Data excerpts:
......

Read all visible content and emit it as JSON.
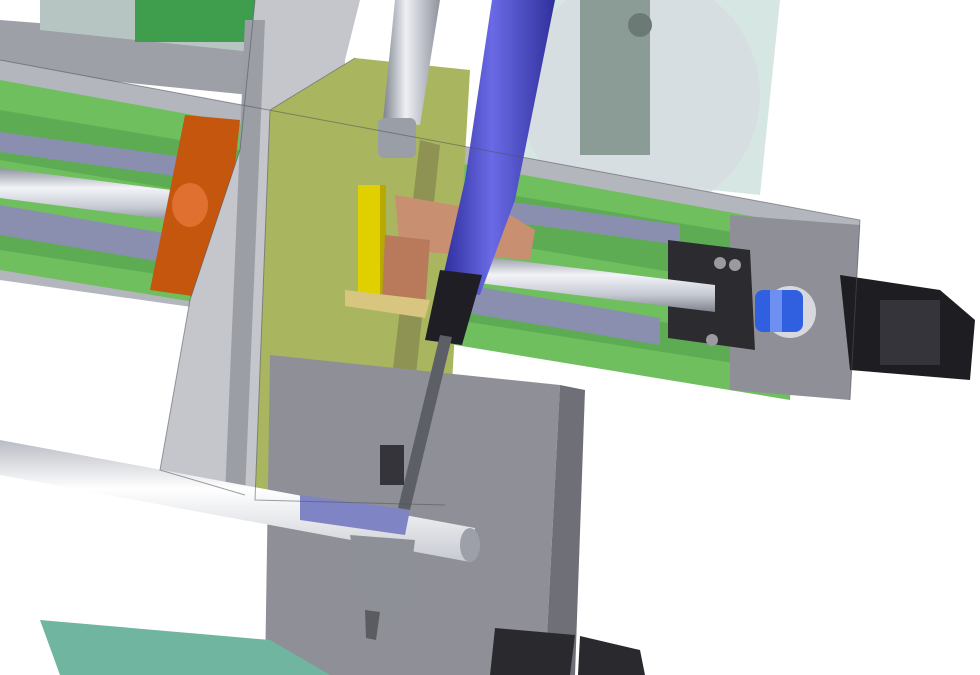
{
  "scene": {
    "kind": "cad-3d-render",
    "description_visible_text": "",
    "colors": {
      "background": "#ffffff",
      "frame_gray": "#bdbec4",
      "frame_dark": "#8f9097",
      "green_plate": "#6fbf5e",
      "green_dark": "#3f8f45",
      "olive_plate": "#a9b65f",
      "orange_block": "#c4560e",
      "copper_block": "#c89070",
      "yellow_cylinder": "#e0d000",
      "blue_handle": "#4a4ac8",
      "blue_coupling": "#3060e0",
      "motor_black": "#1e1e22",
      "rod_silver": "#c8ccd6",
      "teal_base": "#6fb5a0",
      "transparent_panel": "#cfe7e0"
    }
  }
}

......

## GIVEN EXERCISE:
With the pictures left out, transcribe the material exactly.

## ANSWER:
Read all visible content and emit it as JSON.
{
  "scene": {
    "kind": "cad-3d-render",
    "description_visible_text": "",
    "colors": {
      "background": "#ffffff",
      "frame_gray": "#bdbec4",
      "frame_dark": "#8f9097",
      "green_plate": "#6fbf5e",
      "green_dark": "#3f8f45",
      "olive_plate": "#a9b65f",
      "orange_block": "#c4560e",
      "copper_block": "#c89070",
      "yellow_cylinder": "#e0d000",
      "blue_handle": "#4a4ac8",
      "blue_coupling": "#3060e0",
      "motor_black": "#1e1e22",
      "rod_silver": "#c8ccd6",
      "teal_base": "#6fb5a0",
      "transparent_panel": "#cfe7e0"
    }
  }
}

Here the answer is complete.